# Given exercise
Print the entries below word for word; the pictures stay out of your copy.

[Dataset items]
----

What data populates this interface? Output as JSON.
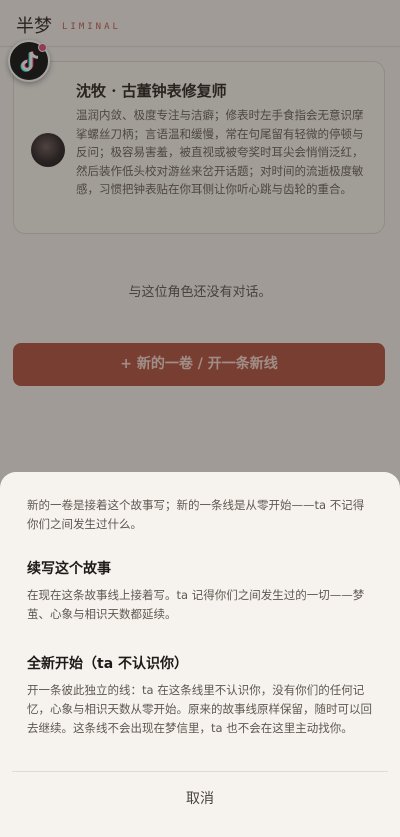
{
  "header": {
    "brand": "半梦",
    "brand_sub": "LIMINAL"
  },
  "fab": {
    "icon": "tiktok-icon"
  },
  "character": {
    "name": "沈牧 · 古董钟表修复师",
    "description": "温润内敛、极度专注与洁癖；修表时左手食指会无意识摩挲螺丝刀柄；言语温和缓慢，常在句尾留有轻微的停顿与反问；极容易害羞，被直视或被夸奖时耳尖会悄悄泛红，然后装作低头校对游丝来岔开话题；对时间的流逝极度敏感，习惯把钟表贴在你耳侧让你听心跳与齿轮的重合。"
  },
  "empty_state": "与这位角色还没有对话。",
  "primary_action": "+ 新的一卷 / 开一条新线",
  "sheet": {
    "intro": "新的一卷是接着这个故事写；新的一条线是从零开始——ta 不记得你们之间发生过什么。",
    "options": [
      {
        "title": "续写这个故事",
        "description": "在现在这条故事线上接着写。ta 记得你们之间发生过的一切——梦茧、心象与相识天数都延续。"
      },
      {
        "title": "全新开始（ta 不认识你）",
        "description": "开一条彼此独立的线：ta 在这条线里不认识你，没有你们的任何记忆，心象与相识天数从零开始。原来的故事线原样保留，随时可以回去继续。这条线不会出现在梦信里，ta 也不会在这里主动找你。"
      }
    ],
    "cancel": "取消"
  },
  "colors": {
    "accent": "#b3523f",
    "overlay": "rgba(40,36,33,0.42)",
    "background": "#f6f2ea"
  }
}
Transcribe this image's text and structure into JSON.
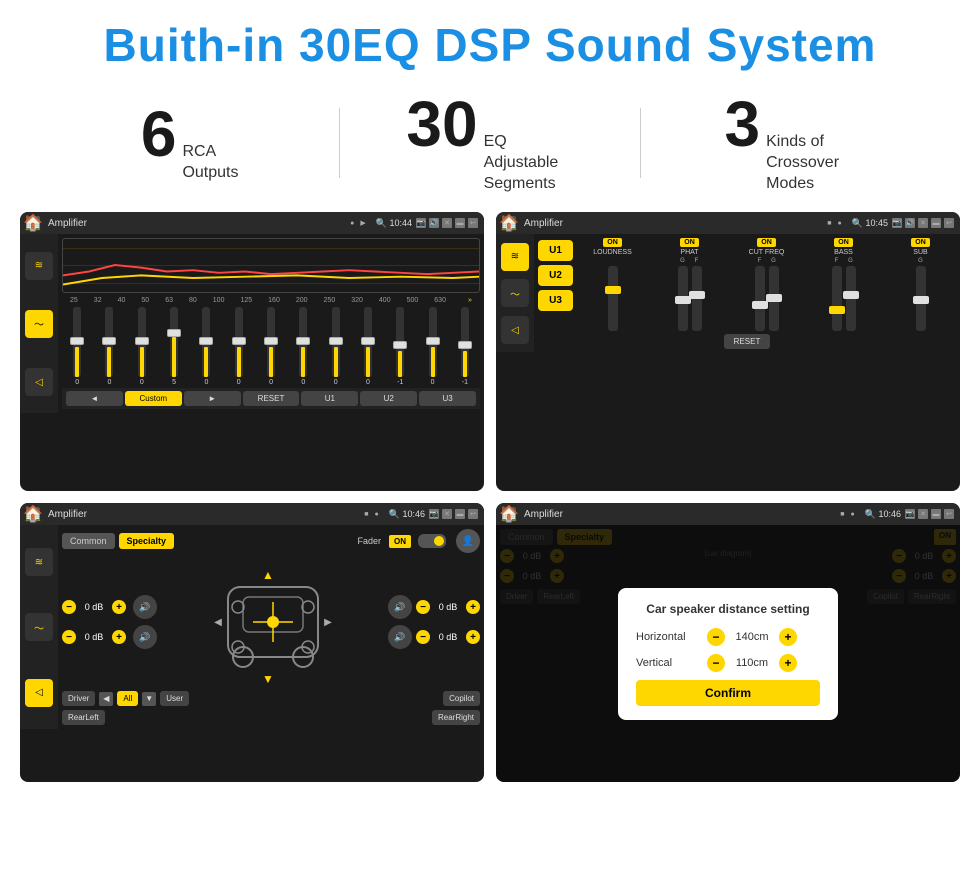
{
  "header": {
    "title": "Buith-in 30EQ DSP Sound System"
  },
  "stats": [
    {
      "number": "6",
      "text": "RCA\nOutputs"
    },
    {
      "number": "30",
      "text": "EQ Adjustable\nSegments"
    },
    {
      "number": "3",
      "text": "Kinds of\nCrossover Modes"
    }
  ],
  "screens": {
    "eq": {
      "status_title": "Amplifier",
      "time": "10:44",
      "freq_labels": [
        "25",
        "32",
        "40",
        "50",
        "63",
        "80",
        "100",
        "125",
        "160",
        "200",
        "250",
        "320",
        "400",
        "500",
        "630"
      ],
      "slider_vals": [
        "0",
        "0",
        "0",
        "5",
        "0",
        "0",
        "0",
        "0",
        "0",
        "0",
        "-1",
        "0",
        "-1"
      ],
      "nav_buttons": [
        "◄",
        "Custom",
        "►",
        "RESET",
        "U1",
        "U2",
        "U3"
      ]
    },
    "amp": {
      "status_title": "Amplifier",
      "time": "10:45",
      "presets": [
        "U1",
        "U2",
        "U3"
      ],
      "channels": [
        "LOUDNESS",
        "PHAT",
        "CUT FREQ",
        "BASS",
        "SUB"
      ],
      "reset_label": "RESET"
    },
    "fader": {
      "status_title": "Amplifier",
      "time": "10:46",
      "tabs": [
        "Common",
        "Specialty"
      ],
      "fader_label": "Fader",
      "on_label": "ON",
      "db_values": [
        "0 dB",
        "0 dB",
        "0 dB",
        "0 dB"
      ],
      "buttons": [
        "Driver",
        "All",
        "User",
        "RearLeft",
        "Copilot",
        "RearRight"
      ]
    },
    "dialog": {
      "status_title": "Amplifier",
      "time": "10:46",
      "tabs": [
        "Common",
        "Specialty"
      ],
      "on_label": "ON",
      "dialog_title": "Car speaker distance setting",
      "horizontal_label": "Horizontal",
      "horizontal_value": "140cm",
      "vertical_label": "Vertical",
      "vertical_value": "110cm",
      "confirm_label": "Confirm",
      "db_values": [
        "0 dB",
        "0 dB"
      ],
      "buttons": [
        "Driver",
        "RearLeft",
        "Copilot",
        "RearRight"
      ]
    }
  }
}
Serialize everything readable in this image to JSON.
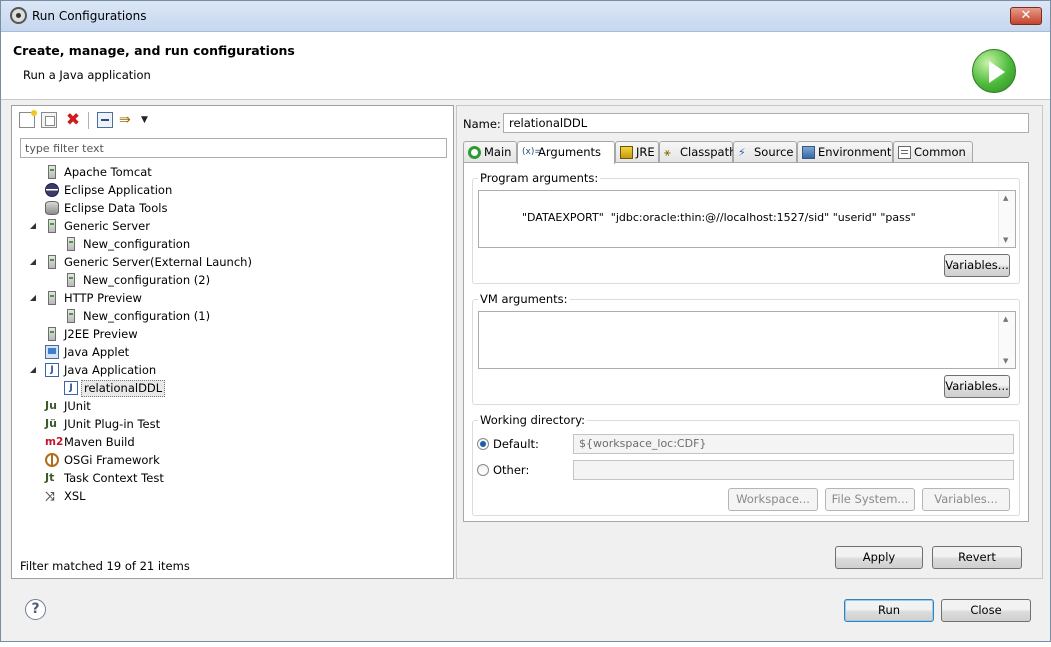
{
  "window": {
    "title": "Run Configurations",
    "close_label": "✕"
  },
  "header": {
    "title": "Create, manage, and run configurations",
    "subtitle": "Run a Java application"
  },
  "filter": {
    "placeholder": "type filter text"
  },
  "tree": [
    {
      "label": "Apache Tomcat",
      "icon": "server-icon",
      "level": 0,
      "arrow": ""
    },
    {
      "label": "Eclipse Application",
      "icon": "eclipse-icon",
      "level": 0,
      "arrow": ""
    },
    {
      "label": "Eclipse Data Tools",
      "icon": "database-icon",
      "level": 0,
      "arrow": ""
    },
    {
      "label": "Generic Server",
      "icon": "server-icon",
      "level": 0,
      "arrow": "◢"
    },
    {
      "label": "New_configuration",
      "icon": "server-icon",
      "level": 1,
      "arrow": ""
    },
    {
      "label": "Generic Server(External Launch)",
      "icon": "server-icon",
      "level": 0,
      "arrow": "◢"
    },
    {
      "label": "New_configuration (2)",
      "icon": "server-icon",
      "level": 1,
      "arrow": ""
    },
    {
      "label": "HTTP Preview",
      "icon": "server-icon",
      "level": 0,
      "arrow": "◢"
    },
    {
      "label": "New_configuration (1)",
      "icon": "server-icon",
      "level": 1,
      "arrow": ""
    },
    {
      "label": "J2EE Preview",
      "icon": "server-icon",
      "level": 0,
      "arrow": ""
    },
    {
      "label": "Java Applet",
      "icon": "applet-icon",
      "level": 0,
      "arrow": ""
    },
    {
      "label": "Java Application",
      "icon": "java-app-icon",
      "level": 0,
      "arrow": "◢"
    },
    {
      "label": "relationalDDL",
      "icon": "java-app-icon",
      "level": 1,
      "arrow": "",
      "selected": true
    },
    {
      "label": "JUnit",
      "icon": "junit-icon",
      "level": 0,
      "arrow": ""
    },
    {
      "label": "JUnit Plug-in Test",
      "icon": "junit-plugin-icon",
      "level": 0,
      "arrow": ""
    },
    {
      "label": "Maven Build",
      "icon": "maven-icon",
      "level": 0,
      "arrow": ""
    },
    {
      "label": "OSGi Framework",
      "icon": "osgi-icon",
      "level": 0,
      "arrow": ""
    },
    {
      "label": "Task Context Test",
      "icon": "task-context-icon",
      "level": 0,
      "arrow": ""
    },
    {
      "label": "XSL",
      "icon": "xsl-icon",
      "level": 0,
      "arrow": ""
    }
  ],
  "filter_status": "Filter matched 19 of 21 items",
  "config": {
    "name_label": "Name:",
    "name_value": "relationalDDL",
    "tabs": [
      {
        "label": "Main",
        "icon": "main-icon"
      },
      {
        "label": "Arguments",
        "icon": "arguments-icon",
        "active": true
      },
      {
        "label": "JRE",
        "icon": "jre-icon"
      },
      {
        "label": "Classpath",
        "icon": "classpath-icon"
      },
      {
        "label": "Source",
        "icon": "source-icon"
      },
      {
        "label": "Environment",
        "icon": "environment-icon"
      },
      {
        "label": "Common",
        "icon": "common-icon"
      }
    ],
    "program_args_label": "Program arguments:",
    "program_args_value": "\"DATAEXPORT\"  \"jdbc:oracle:thin:@//localhost:1527/sid\" \"userid\" \"pass\"",
    "vm_args_label": "VM arguments:",
    "vm_args_value": "",
    "variables_label": "Variables...",
    "working_dir_label": "Working directory:",
    "default_label": "Default:",
    "default_value": "${workspace_loc:CDF}",
    "other_label": "Other:",
    "other_value": "",
    "workspace_label": "Workspace...",
    "filesystem_label": "File System...",
    "apply_label": "Apply",
    "revert_label": "Revert"
  },
  "footer": {
    "help_label": "?",
    "run_label": "Run",
    "close_label": "Close"
  }
}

----

# Problem solution
What data populates this interface? Output as JSON.
{
  "header": {
    "brand": "半梦",
    "brand_sub": "LIMINAL"
  },
  "fab": {
    "icon": "tiktok-icon"
  },
  "character": {
    "name": "沈牧 · 古董钟表修复师",
    "description": "温润内敛、极度专注与洁癖；修表时左手食指会无意识摩挲螺丝刀柄；言语温和缓慢，常在句尾留有轻微的停顿与反问；极容易害羞，被直视或被夸奖时耳尖会悄悄泛红，然后装作低头校对游丝来岔开话题；对时间的流逝极度敏感，习惯把钟表贴在你耳侧让你听心跳与齿轮的重合。"
  },
  "empty_state": "与这位角色还没有对话。",
  "primary_action": "+ 新的一卷 / 开一条新线",
  "sheet": {
    "intro": "新的一卷是接着这个故事写；新的一条线是从零开始——ta 不记得你们之间发生过什么。",
    "options": [
      {
        "title": "续写这个故事",
        "description": "在现在这条故事线上接着写。ta 记得你们之间发生过的一切——梦茧、心象与相识天数都延续。"
      },
      {
        "title": "全新开始（ta 不认识你）",
        "description": "开一条彼此独立的线：ta 在这条线里不认识你，没有你们的任何记忆，心象与相识天数从零开始。原来的故事线原样保留，随时可以回去继续。这条线不会出现在梦信里，ta 也不会在这里主动找你。"
      }
    ],
    "cancel": "取消"
  },
  "colors": {
    "accent": "#b3523f",
    "overlay": "rgba(40,36,33,0.42)",
    "background": "#f6f2ea"
  }
}
Transcribe this image's text and structure into JSON.
{
  "header": {
    "title": "Buith-in 30EQ DSP Sound System"
  },
  "stats": [
    {
      "number": "6",
      "text": "RCA\nOutputs"
    },
    {
      "number": "30",
      "text": "EQ Adjustable\nSegments"
    },
    {
      "number": "3",
      "text": "Kinds of\nCrossover Modes"
    }
  ],
  "screens": {
    "eq": {
      "status_title": "Amplifier",
      "time": "10:44",
      "freq_labels": [
        "25",
        "32",
        "40",
        "50",
        "63",
        "80",
        "100",
        "125",
        "160",
        "200",
        "250",
        "320",
        "400",
        "500",
        "630"
      ],
      "slider_vals": [
        "0",
        "0",
        "0",
        "5",
        "0",
        "0",
        "0",
        "0",
        "0",
        "0",
        "-1",
        "0",
        "-1"
      ],
      "nav_buttons": [
        "◄",
        "Custom",
        "►",
        "RESET",
        "U1",
        "U2",
        "U3"
      ]
    },
    "amp": {
      "status_title": "Amplifier",
      "time": "10:45",
      "presets": [
        "U1",
        "U2",
        "U3"
      ],
      "channels": [
        "LOUDNESS",
        "PHAT",
        "CUT FREQ",
        "BASS",
        "SUB"
      ],
      "reset_label": "RESET"
    },
    "fader": {
      "status_title": "Amplifier",
      "time": "10:46",
      "tabs": [
        "Common",
        "Specialty"
      ],
      "fader_label": "Fader",
      "on_label": "ON",
      "db_values": [
        "0 dB",
        "0 dB",
        "0 dB",
        "0 dB"
      ],
      "buttons": [
        "Driver",
        "All",
        "User",
        "RearLeft",
        "Copilot",
        "RearRight"
      ]
    },
    "dialog": {
      "status_title": "Amplifier",
      "time": "10:46",
      "tabs": [
        "Common",
        "Specialty"
      ],
      "on_label": "ON",
      "dialog_title": "Car speaker distance setting",
      "horizontal_label": "Horizontal",
      "horizontal_value": "140cm",
      "vertical_label": "Vertical",
      "vertical_value": "110cm",
      "confirm_label": "Confirm",
      "db_values": [
        "0 dB",
        "0 dB"
      ],
      "buttons": [
        "Driver",
        "RearLeft",
        "Copilot",
        "RearRight"
      ]
    }
  }
}
Serialize everything readable in this image to JSON.
{
  "window": {
    "title": "Run Configurations",
    "close_label": "✕"
  },
  "header": {
    "title": "Create, manage, and run configurations",
    "subtitle": "Run a Java application"
  },
  "filter": {
    "placeholder": "type filter text"
  },
  "tree": [
    {
      "label": "Apache Tomcat",
      "icon": "server-icon",
      "level": 0,
      "arrow": ""
    },
    {
      "label": "Eclipse Application",
      "icon": "eclipse-icon",
      "level": 0,
      "arrow": ""
    },
    {
      "label": "Eclipse Data Tools",
      "icon": "database-icon",
      "level": 0,
      "arrow": ""
    },
    {
      "label": "Generic Server",
      "icon": "server-icon",
      "level": 0,
      "arrow": "◢"
    },
    {
      "label": "New_configuration",
      "icon": "server-icon",
      "level": 1,
      "arrow": ""
    },
    {
      "label": "Generic Server(External Launch)",
      "icon": "server-icon",
      "level": 0,
      "arrow": "◢"
    },
    {
      "label": "New_configuration (2)",
      "icon": "server-icon",
      "level": 1,
      "arrow": ""
    },
    {
      "label": "HTTP Preview",
      "icon": "server-icon",
      "level": 0,
      "arrow": "◢"
    },
    {
      "label": "New_configuration (1)",
      "icon": "server-icon",
      "level": 1,
      "arrow": ""
    },
    {
      "label": "J2EE Preview",
      "icon": "server-icon",
      "level": 0,
      "arrow": ""
    },
    {
      "label": "Java Applet",
      "icon": "applet-icon",
      "level": 0,
      "arrow": ""
    },
    {
      "label": "Java Application",
      "icon": "java-app-icon",
      "level": 0,
      "arrow": "◢"
    },
    {
      "label": "relationalDDL",
      "icon": "java-app-icon",
      "level": 1,
      "arrow": "",
      "selected": true
    },
    {
      "label": "JUnit",
      "icon": "junit-icon",
      "level": 0,
      "arrow": ""
    },
    {
      "label": "JUnit Plug-in Test",
      "icon": "junit-plugin-icon",
      "level": 0,
      "arrow": ""
    },
    {
      "label": "Maven Build",
      "icon": "maven-icon",
      "level": 0,
      "arrow": ""
    },
    {
      "label": "OSGi Framework",
      "icon": "osgi-icon",
      "level": 0,
      "arrow": ""
    },
    {
      "label": "Task Context Test",
      "icon": "task-context-icon",
      "level": 0,
      "arrow": ""
    },
    {
      "label": "XSL",
      "icon": "xsl-icon",
      "level": 0,
      "arrow": ""
    }
  ],
  "filter_status": "Filter matched 19 of 21 items",
  "config": {
    "name_label": "Name:",
    "name_value": "relationalDDL",
    "tabs": [
      {
        "label": "Main",
        "icon": "main-icon"
      },
      {
        "label": "Arguments",
        "icon": "arguments-icon",
        "active": true
      },
      {
        "label": "JRE",
        "icon": "jre-icon"
      },
      {
        "label": "Classpath",
        "icon": "classpath-icon"
      },
      {
        "label": "Source",
        "icon": "source-icon"
      },
      {
        "label": "Environment",
        "icon": "environment-icon"
      },
      {
        "label": "Common",
        "icon": "common-icon"
      }
    ],
    "program_args_label": "Program arguments:",
    "program_args_value": "\"DATAEXPORT\"  \"jdbc:oracle:thin:@//localhost:1527/sid\" \"userid\" \"pass\"",
    "vm_args_label": "VM arguments:",
    "vm_args_value": "",
    "variables_label": "Variables...",
    "working_dir_label": "Working directory:",
    "default_label": "Default:",
    "default_value": "${workspace_loc:CDF}",
    "other_label": "Other:",
    "other_value": "",
    "workspace_label": "Workspace...",
    "filesystem_label": "File System...",
    "apply_label": "Apply",
    "revert_label": "Revert"
  },
  "footer": {
    "help_label": "?",
    "run_label": "Run",
    "close_label": "Close"
  }
}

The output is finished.